## WORK INSTRUCTIONS
Output the material below unchanged, apart from leaving out the pictures.

———

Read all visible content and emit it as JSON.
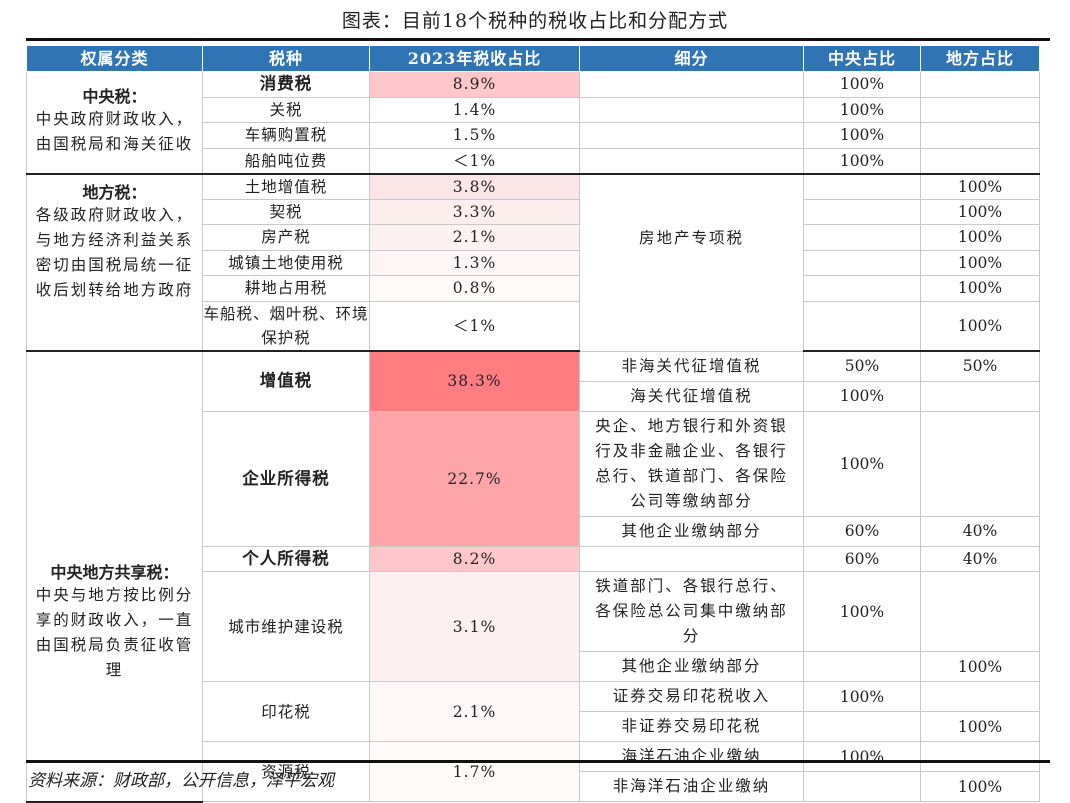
{
  "title": "图表：目前18个税种的税收占比和分配方式",
  "headers": [
    "权属分类",
    "税种",
    "2023年税收占比",
    "细分",
    "中央占比",
    "地方占比"
  ],
  "colors": {
    "header_bg": "#2f74b5",
    "highlight_strong": "#ff7c80",
    "highlight_medium": "#ffa5a8",
    "highlight_light": "#ffc7c9",
    "highlight_faint": "#fbe5e6"
  },
  "groups": {
    "central": {
      "title": "中央税：",
      "desc": "中央政府财政收入，由国税局和海关征收",
      "rows": [
        {
          "tax": "消费税",
          "share": "8.9%",
          "detail": "",
          "central": "100%",
          "local": ""
        },
        {
          "tax": "关税",
          "share": "1.4%",
          "detail": "",
          "central": "100%",
          "local": ""
        },
        {
          "tax": "车辆购置税",
          "share": "1.5%",
          "detail": "",
          "central": "100%",
          "local": ""
        },
        {
          "tax": "船舶吨位费",
          "share": "＜1%",
          "detail": "",
          "central": "100%",
          "local": ""
        }
      ]
    },
    "local": {
      "title": "地方税：",
      "desc": "各级政府财政收入，与地方经济利益关系密切由国税局统一征收后划转给地方政府",
      "detail_merged": "房地产专项税",
      "rows": [
        {
          "tax": "土地增值税",
          "share": "3.8%",
          "central": "",
          "local": "100%"
        },
        {
          "tax": "契税",
          "share": "3.3%",
          "central": "",
          "local": "100%"
        },
        {
          "tax": "房产税",
          "share": "2.1%",
          "central": "",
          "local": "100%"
        },
        {
          "tax": "城镇土地使用税",
          "share": "1.3%",
          "central": "",
          "local": "100%"
        },
        {
          "tax": "耕地占用税",
          "share": "0.8%",
          "central": "",
          "local": "100%"
        },
        {
          "tax": "车船税、烟叶税、环境保护税",
          "share": "＜1%",
          "central": "",
          "local": "100%"
        }
      ]
    },
    "shared": {
      "title": "中央地方共享税：",
      "desc": "中央与地方按比例分享的财政收入，一直由国税局负责征收管理",
      "vat": {
        "tax": "增值税",
        "share": "38.3%",
        "subs": [
          {
            "detail": "非海关代征增值税",
            "central": "50%",
            "local": "50%"
          },
          {
            "detail": "海关代征增值税",
            "central": "100%",
            "local": ""
          }
        ]
      },
      "cit": {
        "tax": "企业所得税",
        "share": "22.7%",
        "subs": [
          {
            "detail": "央企、地方银行和外资银行及非金融企业、各银行总行、铁道部门、各保险公司等缴纳部分",
            "central": "100%",
            "local": ""
          },
          {
            "detail": "其他企业缴纳部分",
            "central": "60%",
            "local": "40%"
          }
        ]
      },
      "pit": {
        "tax": "个人所得税",
        "share": "8.2%",
        "detail": "",
        "central": "60%",
        "local": "40%"
      },
      "urban": {
        "tax": "城市维护建设税",
        "share": "3.1%",
        "subs": [
          {
            "detail": "铁道部门、各银行总行、各保险总公司集中缴纳部分",
            "central": "100%",
            "local": ""
          },
          {
            "detail": "其他企业缴纳部分",
            "central": "",
            "local": "100%"
          }
        ]
      },
      "stamp": {
        "tax": "印花税",
        "share": "2.1%",
        "subs": [
          {
            "detail": "证券交易印花税收入",
            "central": "100%",
            "local": ""
          },
          {
            "detail": "非证券交易印花税",
            "central": "",
            "local": "100%"
          }
        ]
      },
      "resource": {
        "tax": "资源税",
        "share": "1.7%",
        "subs": [
          {
            "detail": "海洋石油企业缴纳",
            "central": "100%",
            "local": ""
          },
          {
            "detail": "非海洋石油企业缴纳",
            "central": "",
            "local": "100%"
          }
        ]
      }
    }
  },
  "source": "资料来源：财政部，公开信息，泽平宏观"
}
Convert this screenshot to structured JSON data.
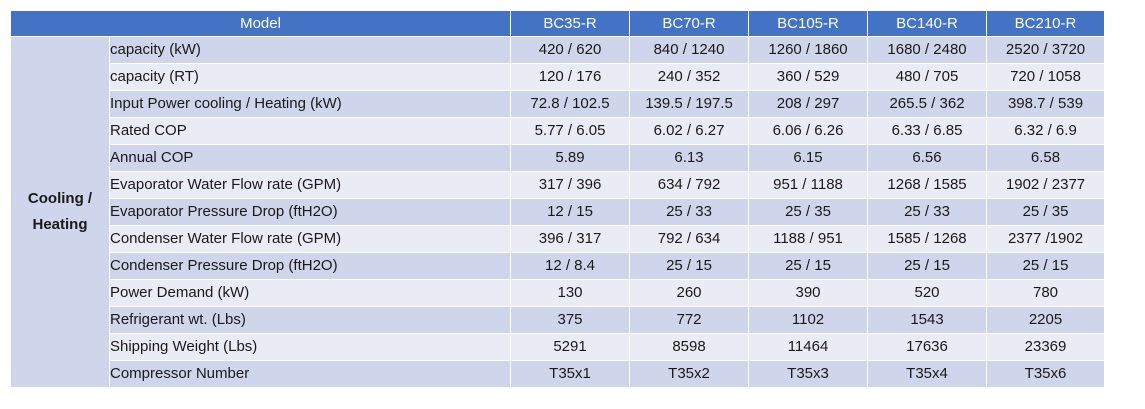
{
  "header": {
    "model_label": "Model",
    "models": [
      "BC35-R",
      "BC70-R",
      "BC105-R",
      "BC140-R",
      "BC210-R"
    ]
  },
  "group": {
    "label_line1": "Cooling /",
    "label_line2": "Heating"
  },
  "rows": [
    {
      "param": "capacity   (kW)",
      "values": [
        "420 / 620",
        "840 / 1240",
        "1260 / 1860",
        "1680 / 2480",
        "2520 / 3720"
      ]
    },
    {
      "param": "capacity   (RT)",
      "values": [
        "120 / 176",
        "240 / 352",
        "360 / 529",
        "480 / 705",
        "720 / 1058"
      ]
    },
    {
      "param": "Input Power cooling / Heating (kW)",
      "values": [
        "72.8 / 102.5",
        "139.5 / 197.5",
        "208 / 297",
        "265.5 / 362",
        "398.7 / 539"
      ]
    },
    {
      "param": "Rated COP",
      "values": [
        "5.77 / 6.05",
        "6.02 / 6.27",
        "6.06 / 6.26",
        "6.33 / 6.85",
        "6.32 / 6.9"
      ]
    },
    {
      "param": "Annual COP",
      "values": [
        "5.89",
        "6.13",
        "6.15",
        "6.56",
        "6.58"
      ]
    },
    {
      "param": "Evaporator Water Flow rate (GPM)",
      "values": [
        "317 / 396",
        "634 / 792",
        "951 / 1188",
        "1268 / 1585",
        "1902 / 2377"
      ]
    },
    {
      "param": "Evaporator Pressure Drop (ftH2O)",
      "values": [
        "12 / 15",
        "25 / 33",
        "25 / 35",
        "25 / 33",
        "25 / 35"
      ]
    },
    {
      "param": "Condenser Water Flow rate (GPM)",
      "values": [
        "396 / 317",
        "792 / 634",
        "1188 / 951",
        "1585 / 1268",
        "2377 /1902"
      ]
    },
    {
      "param": "Condenser Pressure Drop (ftH2O)",
      "values": [
        "12 / 8.4",
        "25 / 15",
        "25 / 15",
        "25 / 15",
        "25 / 15"
      ]
    },
    {
      "param": "Power Demand (kW)",
      "values": [
        "130",
        "260",
        "390",
        "520",
        "780"
      ]
    },
    {
      "param": "Refrigerant wt. (Lbs)",
      "values": [
        "375",
        "772",
        "1102",
        "1543",
        "2205"
      ]
    },
    {
      "param": "Shipping Weight (Lbs)",
      "values": [
        "5291",
        "8598",
        "11464",
        "17636",
        "23369"
      ]
    },
    {
      "param": "Compressor Number",
      "values": [
        "T35x1",
        "T35x2",
        "T35x3",
        "T35x4",
        "T35x6"
      ]
    }
  ]
}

———

## FINAL ANSWER
Read all visible content and emit it as JSON.
{
  "title": "图表：目前18个税种的税收占比和分配方式",
  "headers": [
    "权属分类",
    "税种",
    "2023年税收占比",
    "细分",
    "中央占比",
    "地方占比"
  ],
  "colors": {
    "header_bg": "#2f74b5",
    "highlight_strong": "#ff7c80",
    "highlight_medium": "#ffa5a8",
    "highlight_light": "#ffc7c9",
    "highlight_faint": "#fbe5e6"
  },
  "groups": {
    "central": {
      "title": "中央税：",
      "desc": "中央政府财政收入，由国税局和海关征收",
      "rows": [
        {
          "tax": "消费税",
          "share": "8.9%",
          "detail": "",
          "central": "100%",
          "local": ""
        },
        {
          "tax": "关税",
          "share": "1.4%",
          "detail": "",
          "central": "100%",
          "local": ""
        },
        {
          "tax": "车辆购置税",
          "share": "1.5%",
          "detail": "",
          "central": "100%",
          "local": ""
        },
        {
          "tax": "船舶吨位费",
          "share": "＜1%",
          "detail": "",
          "central": "100%",
          "local": ""
        }
      ]
    },
    "local": {
      "title": "地方税：",
      "desc": "各级政府财政收入，与地方经济利益关系密切由国税局统一征收后划转给地方政府",
      "detail_merged": "房地产专项税",
      "rows": [
        {
          "tax": "土地增值税",
          "share": "3.8%",
          "central": "",
          "local": "100%"
        },
        {
          "tax": "契税",
          "share": "3.3%",
          "central": "",
          "local": "100%"
        },
        {
          "tax": "房产税",
          "share": "2.1%",
          "central": "",
          "local": "100%"
        },
        {
          "tax": "城镇土地使用税",
          "share": "1.3%",
          "central": "",
          "local": "100%"
        },
        {
          "tax": "耕地占用税",
          "share": "0.8%",
          "central": "",
          "local": "100%"
        },
        {
          "tax": "车船税、烟叶税、环境保护税",
          "share": "＜1%",
          "central": "",
          "local": "100%"
        }
      ]
    },
    "shared": {
      "title": "中央地方共享税：",
      "desc": "中央与地方按比例分享的财政收入，一直由国税局负责征收管理",
      "vat": {
        "tax": "增值税",
        "share": "38.3%",
        "subs": [
          {
            "detail": "非海关代征增值税",
            "central": "50%",
            "local": "50%"
          },
          {
            "detail": "海关代征增值税",
            "central": "100%",
            "local": ""
          }
        ]
      },
      "cit": {
        "tax": "企业所得税",
        "share": "22.7%",
        "subs": [
          {
            "detail": "央企、地方银行和外资银行及非金融企业、各银行总行、铁道部门、各保险公司等缴纳部分",
            "central": "100%",
            "local": ""
          },
          {
            "detail": "其他企业缴纳部分",
            "central": "60%",
            "local": "40%"
          }
        ]
      },
      "pit": {
        "tax": "个人所得税",
        "share": "8.2%",
        "detail": "",
        "central": "60%",
        "local": "40%"
      },
      "urban": {
        "tax": "城市维护建设税",
        "share": "3.1%",
        "subs": [
          {
            "detail": "铁道部门、各银行总行、各保险总公司集中缴纳部分",
            "central": "100%",
            "local": ""
          },
          {
            "detail": "其他企业缴纳部分",
            "central": "",
            "local": "100%"
          }
        ]
      },
      "stamp": {
        "tax": "印花税",
        "share": "2.1%",
        "subs": [
          {
            "detail": "证券交易印花税收入",
            "central": "100%",
            "local": ""
          },
          {
            "detail": "非证券交易印花税",
            "central": "",
            "local": "100%"
          }
        ]
      },
      "resource": {
        "tax": "资源税",
        "share": "1.7%",
        "subs": [
          {
            "detail": "海洋石油企业缴纳",
            "central": "100%",
            "local": ""
          },
          {
            "detail": "非海洋石油企业缴纳",
            "central": "",
            "local": "100%"
          }
        ]
      }
    }
  },
  "source": "资料来源：财政部，公开信息，泽平宏观"
}
Convert this screenshot to structured JSON data.
{
  "header": {
    "model_label": "Model",
    "models": [
      "BC35-R",
      "BC70-R",
      "BC105-R",
      "BC140-R",
      "BC210-R"
    ]
  },
  "group": {
    "label_line1": "Cooling /",
    "label_line2": "Heating"
  },
  "rows": [
    {
      "param": "capacity   (kW)",
      "values": [
        "420 / 620",
        "840 / 1240",
        "1260 / 1860",
        "1680 / 2480",
        "2520 / 3720"
      ]
    },
    {
      "param": "capacity   (RT)",
      "values": [
        "120 / 176",
        "240 / 352",
        "360 / 529",
        "480 / 705",
        "720 / 1058"
      ]
    },
    {
      "param": "Input Power cooling / Heating (kW)",
      "values": [
        "72.8 / 102.5",
        "139.5 / 197.5",
        "208 / 297",
        "265.5 / 362",
        "398.7 / 539"
      ]
    },
    {
      "param": "Rated COP",
      "values": [
        "5.77 / 6.05",
        "6.02 / 6.27",
        "6.06 / 6.26",
        "6.33 / 6.85",
        "6.32 / 6.9"
      ]
    },
    {
      "param": "Annual COP",
      "values": [
        "5.89",
        "6.13",
        "6.15",
        "6.56",
        "6.58"
      ]
    },
    {
      "param": "Evaporator Water Flow rate (GPM)",
      "values": [
        "317 / 396",
        "634 / 792",
        "951 / 1188",
        "1268 / 1585",
        "1902 / 2377"
      ]
    },
    {
      "param": "Evaporator Pressure Drop (ftH2O)",
      "values": [
        "12 / 15",
        "25 / 33",
        "25 / 35",
        "25 / 33",
        "25 / 35"
      ]
    },
    {
      "param": "Condenser Water Flow rate (GPM)",
      "values": [
        "396 / 317",
        "792 / 634",
        "1188 / 951",
        "1585 / 1268",
        "2377 /1902"
      ]
    },
    {
      "param": "Condenser Pressure Drop (ftH2O)",
      "values": [
        "12 / 8.4",
        "25 / 15",
        "25 / 15",
        "25 / 15",
        "25 / 15"
      ]
    },
    {
      "param": "Power Demand (kW)",
      "values": [
        "130",
        "260",
        "390",
        "520",
        "780"
      ]
    },
    {
      "param": "Refrigerant wt. (Lbs)",
      "values": [
        "375",
        "772",
        "1102",
        "1543",
        "2205"
      ]
    },
    {
      "param": "Shipping Weight (Lbs)",
      "values": [
        "5291",
        "8598",
        "11464",
        "17636",
        "23369"
      ]
    },
    {
      "param": "Compressor Number",
      "values": [
        "T35x1",
        "T35x2",
        "T35x3",
        "T35x4",
        "T35x6"
      ]
    }
  ]
}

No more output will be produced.